▶
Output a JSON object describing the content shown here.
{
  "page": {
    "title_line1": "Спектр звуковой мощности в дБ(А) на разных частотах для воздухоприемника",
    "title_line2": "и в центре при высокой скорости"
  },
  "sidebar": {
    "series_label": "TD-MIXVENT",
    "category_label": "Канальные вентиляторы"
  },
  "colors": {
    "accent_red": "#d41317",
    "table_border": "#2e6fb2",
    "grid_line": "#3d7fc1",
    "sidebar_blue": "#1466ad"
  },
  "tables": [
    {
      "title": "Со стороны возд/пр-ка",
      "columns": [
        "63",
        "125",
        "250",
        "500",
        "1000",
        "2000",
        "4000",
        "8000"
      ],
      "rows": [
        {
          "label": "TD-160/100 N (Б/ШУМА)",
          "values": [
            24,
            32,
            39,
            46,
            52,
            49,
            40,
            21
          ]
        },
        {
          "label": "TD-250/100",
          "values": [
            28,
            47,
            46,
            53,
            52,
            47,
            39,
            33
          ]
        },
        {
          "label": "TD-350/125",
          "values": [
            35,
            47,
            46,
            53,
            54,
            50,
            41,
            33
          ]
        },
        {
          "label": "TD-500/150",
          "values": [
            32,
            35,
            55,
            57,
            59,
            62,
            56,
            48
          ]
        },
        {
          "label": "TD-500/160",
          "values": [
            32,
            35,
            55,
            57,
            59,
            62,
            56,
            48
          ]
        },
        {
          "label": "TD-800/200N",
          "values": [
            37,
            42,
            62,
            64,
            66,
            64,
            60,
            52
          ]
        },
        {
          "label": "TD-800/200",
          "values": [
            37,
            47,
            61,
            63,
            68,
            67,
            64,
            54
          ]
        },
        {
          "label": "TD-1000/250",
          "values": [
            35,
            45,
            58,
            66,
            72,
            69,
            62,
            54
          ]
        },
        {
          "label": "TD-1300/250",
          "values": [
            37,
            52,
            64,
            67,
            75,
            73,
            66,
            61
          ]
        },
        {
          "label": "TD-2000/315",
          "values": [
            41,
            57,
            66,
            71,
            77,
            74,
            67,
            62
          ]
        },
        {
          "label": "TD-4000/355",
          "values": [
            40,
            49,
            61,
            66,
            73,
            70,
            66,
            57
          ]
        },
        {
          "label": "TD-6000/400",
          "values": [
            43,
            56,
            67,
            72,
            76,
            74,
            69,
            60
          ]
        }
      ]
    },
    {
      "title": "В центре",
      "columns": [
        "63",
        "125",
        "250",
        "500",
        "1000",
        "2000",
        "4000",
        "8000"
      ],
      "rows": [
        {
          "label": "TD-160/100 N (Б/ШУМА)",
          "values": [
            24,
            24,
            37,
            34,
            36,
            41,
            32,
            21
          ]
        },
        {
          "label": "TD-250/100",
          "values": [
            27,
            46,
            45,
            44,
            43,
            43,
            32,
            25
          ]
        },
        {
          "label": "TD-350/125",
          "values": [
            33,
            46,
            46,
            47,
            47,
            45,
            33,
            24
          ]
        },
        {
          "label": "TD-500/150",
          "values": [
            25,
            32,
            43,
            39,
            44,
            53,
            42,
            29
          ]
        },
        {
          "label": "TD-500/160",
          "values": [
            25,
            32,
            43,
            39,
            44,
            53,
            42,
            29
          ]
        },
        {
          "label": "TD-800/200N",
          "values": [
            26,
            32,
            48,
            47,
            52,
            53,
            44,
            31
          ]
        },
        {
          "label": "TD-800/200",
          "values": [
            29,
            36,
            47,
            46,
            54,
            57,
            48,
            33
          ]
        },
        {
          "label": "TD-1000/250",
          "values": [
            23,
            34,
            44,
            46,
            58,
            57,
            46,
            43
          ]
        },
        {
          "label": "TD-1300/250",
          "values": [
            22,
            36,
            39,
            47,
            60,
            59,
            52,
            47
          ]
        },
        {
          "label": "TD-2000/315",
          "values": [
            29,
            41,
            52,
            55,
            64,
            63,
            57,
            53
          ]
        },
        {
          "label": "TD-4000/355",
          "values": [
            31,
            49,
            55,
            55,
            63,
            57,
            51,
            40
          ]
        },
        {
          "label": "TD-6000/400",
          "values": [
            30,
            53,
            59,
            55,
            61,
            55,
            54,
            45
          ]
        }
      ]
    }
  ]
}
◀
Output the listing above word for word.

ANSWER IN FULL:
Output a JSON object describing the content shown here.
{
  "page": {
    "title_line1": "Спектр звуковой мощности в дБ(А) на разных частотах для воздухоприемника",
    "title_line2": "и в центре при высокой скорости"
  },
  "sidebar": {
    "series_label": "TD-MIXVENT",
    "category_label": "Канальные вентиляторы"
  },
  "colors": {
    "accent_red": "#d41317",
    "table_border": "#2e6fb2",
    "grid_line": "#3d7fc1",
    "sidebar_blue": "#1466ad"
  },
  "tables": [
    {
      "title": "Со стороны возд/пр-ка",
      "columns": [
        "63",
        "125",
        "250",
        "500",
        "1000",
        "2000",
        "4000",
        "8000"
      ],
      "rows": [
        {
          "label": "TD-160/100 N (Б/ШУМА)",
          "values": [
            24,
            32,
            39,
            46,
            52,
            49,
            40,
            21
          ]
        },
        {
          "label": "TD-250/100",
          "values": [
            28,
            47,
            46,
            53,
            52,
            47,
            39,
            33
          ]
        },
        {
          "label": "TD-350/125",
          "values": [
            35,
            47,
            46,
            53,
            54,
            50,
            41,
            33
          ]
        },
        {
          "label": "TD-500/150",
          "values": [
            32,
            35,
            55,
            57,
            59,
            62,
            56,
            48
          ]
        },
        {
          "label": "TD-500/160",
          "values": [
            32,
            35,
            55,
            57,
            59,
            62,
            56,
            48
          ]
        },
        {
          "label": "TD-800/200N",
          "values": [
            37,
            42,
            62,
            64,
            66,
            64,
            60,
            52
          ]
        },
        {
          "label": "TD-800/200",
          "values": [
            37,
            47,
            61,
            63,
            68,
            67,
            64,
            54
          ]
        },
        {
          "label": "TD-1000/250",
          "values": [
            35,
            45,
            58,
            66,
            72,
            69,
            62,
            54
          ]
        },
        {
          "label": "TD-1300/250",
          "values": [
            37,
            52,
            64,
            67,
            75,
            73,
            66,
            61
          ]
        },
        {
          "label": "TD-2000/315",
          "values": [
            41,
            57,
            66,
            71,
            77,
            74,
            67,
            62
          ]
        },
        {
          "label": "TD-4000/355",
          "values": [
            40,
            49,
            61,
            66,
            73,
            70,
            66,
            57
          ]
        },
        {
          "label": "TD-6000/400",
          "values": [
            43,
            56,
            67,
            72,
            76,
            74,
            69,
            60
          ]
        }
      ]
    },
    {
      "title": "В центре",
      "columns": [
        "63",
        "125",
        "250",
        "500",
        "1000",
        "2000",
        "4000",
        "8000"
      ],
      "rows": [
        {
          "label": "TD-160/100 N (Б/ШУМА)",
          "values": [
            24,
            24,
            37,
            34,
            36,
            41,
            32,
            21
          ]
        },
        {
          "label": "TD-250/100",
          "values": [
            27,
            46,
            45,
            44,
            43,
            43,
            32,
            25
          ]
        },
        {
          "label": "TD-350/125",
          "values": [
            33,
            46,
            46,
            47,
            47,
            45,
            33,
            24
          ]
        },
        {
          "label": "TD-500/150",
          "values": [
            25,
            32,
            43,
            39,
            44,
            53,
            42,
            29
          ]
        },
        {
          "label": "TD-500/160",
          "values": [
            25,
            32,
            43,
            39,
            44,
            53,
            42,
            29
          ]
        },
        {
          "label": "TD-800/200N",
          "values": [
            26,
            32,
            48,
            47,
            52,
            53,
            44,
            31
          ]
        },
        {
          "label": "TD-800/200",
          "values": [
            29,
            36,
            47,
            46,
            54,
            57,
            48,
            33
          ]
        },
        {
          "label": "TD-1000/250",
          "values": [
            23,
            34,
            44,
            46,
            58,
            57,
            46,
            43
          ]
        },
        {
          "label": "TD-1300/250",
          "values": [
            22,
            36,
            39,
            47,
            60,
            59,
            52,
            47
          ]
        },
        {
          "label": "TD-2000/315",
          "values": [
            29,
            41,
            52,
            55,
            64,
            63,
            57,
            53
          ]
        },
        {
          "label": "TD-4000/355",
          "values": [
            31,
            49,
            55,
            55,
            63,
            57,
            51,
            40
          ]
        },
        {
          "label": "TD-6000/400",
          "values": [
            30,
            53,
            59,
            55,
            61,
            55,
            54,
            45
          ]
        }
      ]
    }
  ]
}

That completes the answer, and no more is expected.